*** Given data ***

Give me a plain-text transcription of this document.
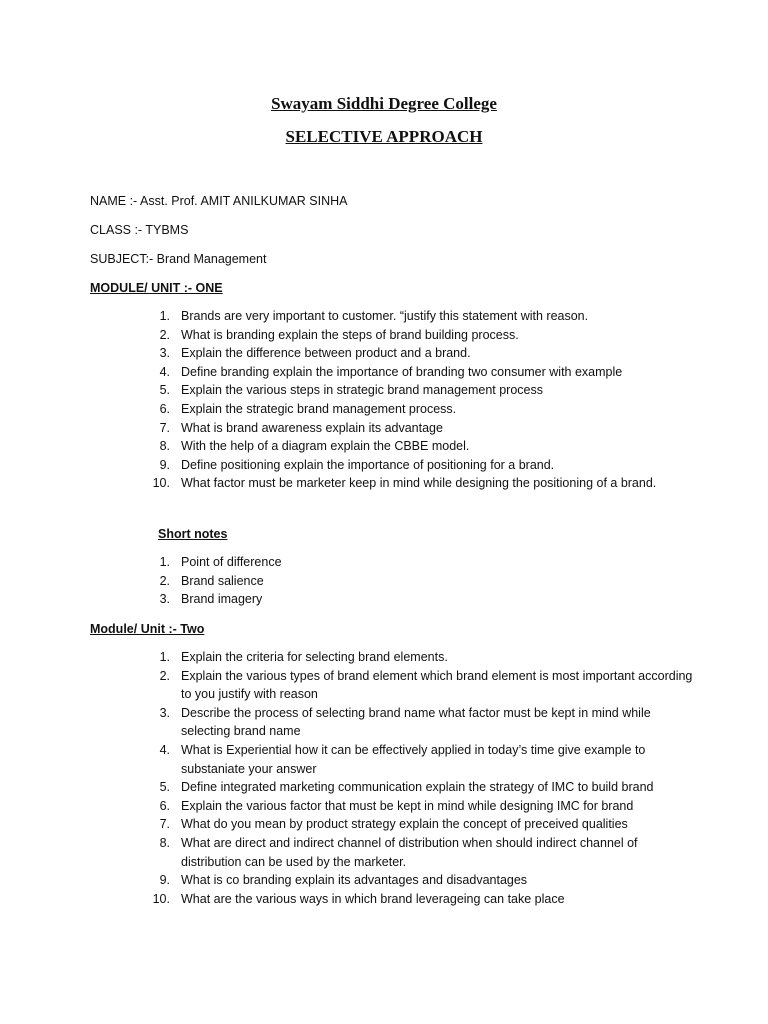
Swayam Siddhi Degree College
SELECTIVE APPROACH
NAME :- Asst. Prof. AMIT ANILKUMAR SINHA
CLASS :- TYBMS
SUBJECT:- Brand Management
MODULE/ UNIT :- ONE
1. Brands are very important to customer. “justify this statement with reason.
2. What is branding explain the steps of brand building process.
3. Explain the difference between product and a brand.
4. Define branding explain the importance of branding two consumer with example
5. Explain the various steps in strategic brand management process
6. Explain the strategic brand management process.
7. What is brand awareness explain its advantage
8. With the help of a diagram explain the CBBE model.
9. Define positioning explain the importance of positioning for a brand.
10. What factor must be marketer keep in mind while designing the positioning of a brand.
Short notes
1. Point of difference
2. Brand salience
3. Brand imagery
Module/ Unit :- Two
1. Explain the criteria for selecting brand elements.
2. Explain the various types of brand element which brand element is most important according to you justify with reason
3. Describe the process of selecting brand name what factor must be kept in mind while selecting brand name
4. What is Experiential how it can be effectively applied in today’s time give example to substaniate your answer
5. Define integrated marketing communication explain the strategy of IMC to build brand
6. Explain the various factor that must be kept in mind while designing IMC for brand
7. What do you mean by product strategy explain the concept of preceived qualities
8. What are direct and indirect channel of distribution when should indirect channel of distribution can be used by the marketer.
9. What is co branding explain its advantages and disadvantages
10. What are the various ways in which brand leverageing can take place
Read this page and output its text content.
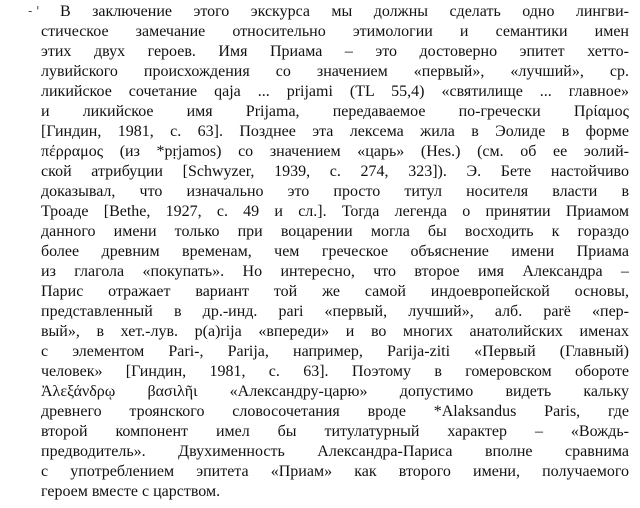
- ' В заключение этого экскурса мы должны сделать одно лингви-
стическое замечание относительно этимологии и семантики имен
этих двух героев. Имя Приама – это достоверно эпитет хетто-
лувийского происхождения со значением «первый», «лучший», ср.
ликийское сочетание qaja ... prijami (TL 55,4) «святилище ... главное»
и ликийское имя Prijama, передаваемое по-гречески Πρίαμος
[Гиндин, 1981, с. 63]. Позднее эта лексема жила в Эолиде в форме
πέρραμος (из *pṛjamos) со значением «царь» (Hes.) (см. об ее эолий-
ской атрибуции [Schwyzer, 1939, с. 274, 323]). Э. Бете настойчиво
доказывал, что изначально это просто титул носителя власти в
Троаде [Bethe, 1927, с. 49 и сл.]. Тогда легенда о принятии Приамом
данного имени только при воцарении могла бы восходить к гораздо
более древним временам, чем греческое объяснение имени Приама
из глагола «покупать». Но интересно, что второе имя Александра –
Парис отражает вариант той же самой индоевропейской основы,
представленный в др.-инд. pari «первый, лучший», алб. parë «пер-
вый», в хет.-лув. p(a)rija «впереди» и во многих анатолийских именах
с элементом Pari-, Parija, например, Parija-ziti «Первый (Главный)
человек» [Гиндин, 1981, с. 63]. Поэтому в гомеровском обороте
Ἀλεξάνδρῳ βασιλῆι «Александру-царю» допустимо видеть кальку
древнего троянского словосочетания вроде *Alaksandus Paris, где
второй компонент имел бы титулатурный характер – «Вождь-
предводитель». Двухименность Александра-Париса вполне сравнима
с употреблением эпитета «Приам» как второго имени, получаемого
героем вместе с царством.
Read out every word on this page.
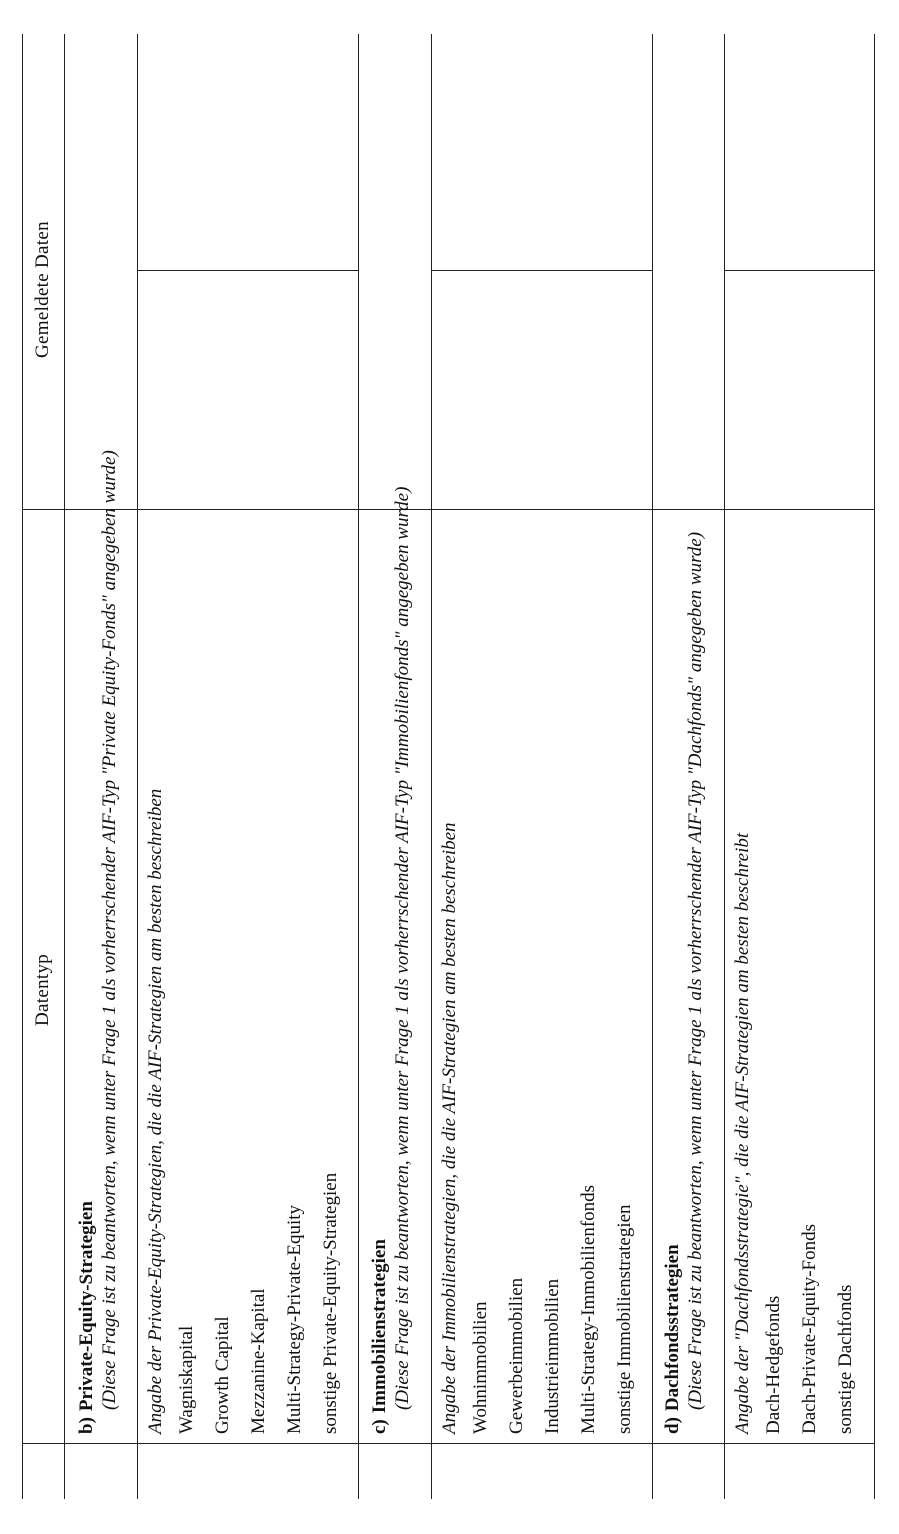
Datentyp
Gemeldete Daten
b)Private-Equity-Strategien (Diese Frage ist zu beantworten, wenn unter Frage 1 als vorherrschender AIF-Typ "Private Equity-Fonds" angegeben wurde) Angabe der Private-Equity-Strategien, die die AIF-Strategien am besten beschreiben Wagniskapital Growth Capital Mezzanine-Kapital Multi-Strategy-Private-Equity sonstige Private-Equity-Strategien	c)Immobilienstrategien (Diese Frage ist zu beantworten, wenn unter Frage 1 als vorherrschender AIF-Typ "Immobilienfonds" angegeben wurde) Angabe der Immobilienstrategien, die die AIF-Strategien am besten beschreiben Wohnimmobilien Gewerbeimmobilien Industrieimmobilien Multi-Strategy-Immobilienfonds sonstige Immobilienstrategien	d)Dachfondsstrategien (Diese Frage ist zu beantworten, wenn unter Frage 1 als vorherrschender AIF-Typ "Dachfonds" angegeben wurde) Angabe der "Dachfondsstrategie", die die AIF-Strategien am besten beschreibt Dach-Hedgefonds Dach-Private-Equity-Fonds sonstige Dachfonds
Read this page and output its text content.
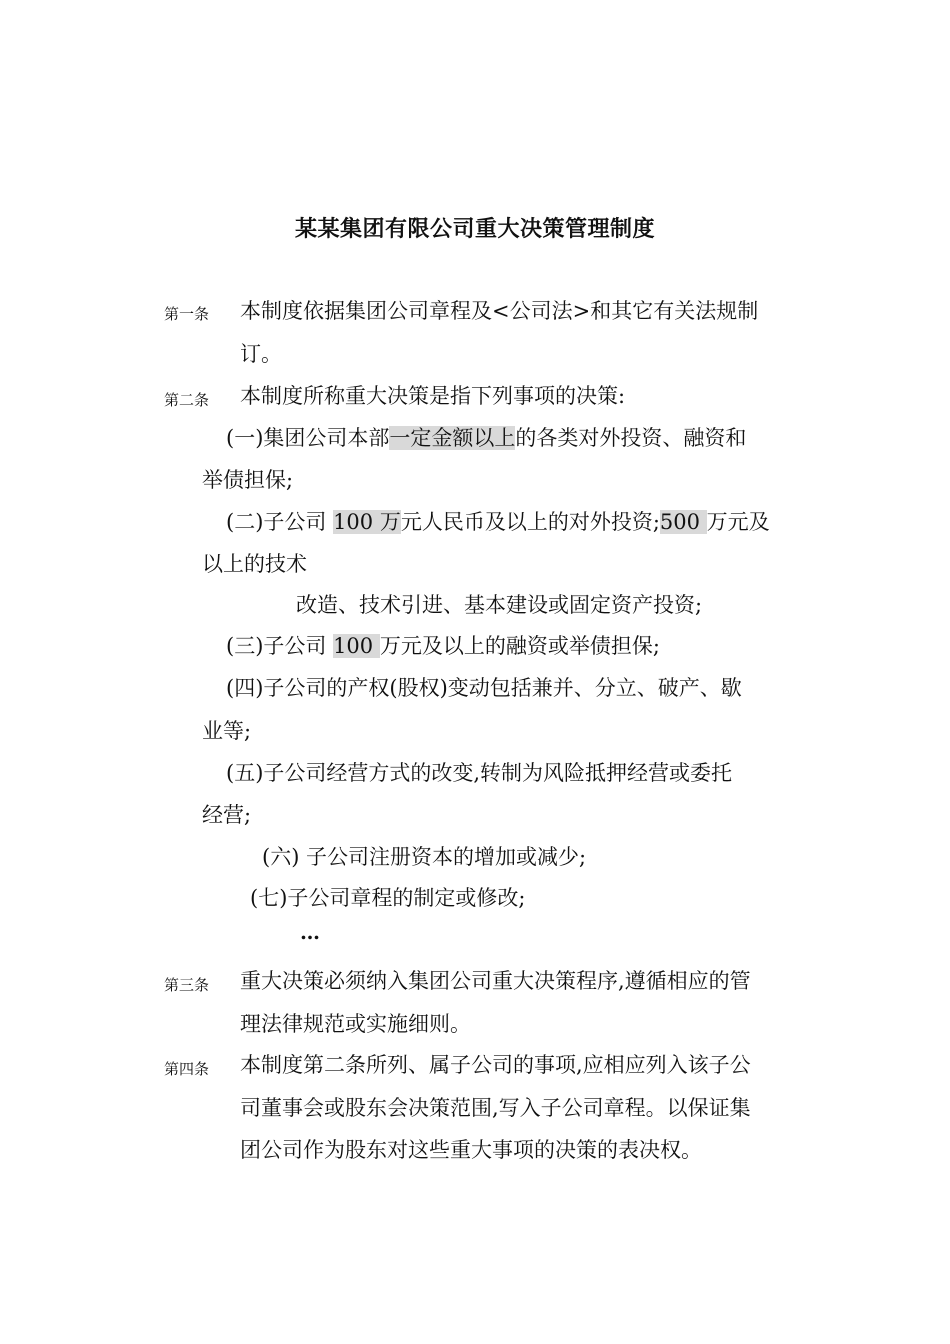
某某集团有限公司重大决策管理制度
第一条 本制度依据集团公司章程及<公司法>和其它有关法规制
订。
第二条 本制度所称重大决策是指下列事项的决策:
(一)集团公司本部一定金额以上的各类对外投资、融资和
举债担保;
(二)子公司 100 万元人民币及以上的对外投资;500 万元及
以上的技术
改造、技术引进、基本建设或固定资产投资;
(三)子公司 100 万元及以上的融资或举债担保;
(四)子公司的产权(股权)变动包括兼并、分立、破产、歇
业等;
(五)子公司经营方式的改变,转制为风险抵押经营或委托
经营;
(六) 子公司注册资本的增加或减少;
(七)子公司章程的制定或修改;
…
第三条 重大决策必须纳入集团公司重大决策程序,遵循相应的管
理法律规范或实施细则。
第四条 本制度第二条所列、属子公司的事项,应相应列入该子公
司董事会或股东会决策范围,写入子公司章程。以保证集
团公司作为股东对这些重大事项的决策的表决权。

***

* [Task details]:
Find the string "marketer" in the entries above and return each line that holds it.

* [Task answer]:
10. What factor must be marketer keep in mind while designing the positioning of a brand.
8. What are direct and indirect channel of distribution when should indirect channel of distribution can be used by the marketer.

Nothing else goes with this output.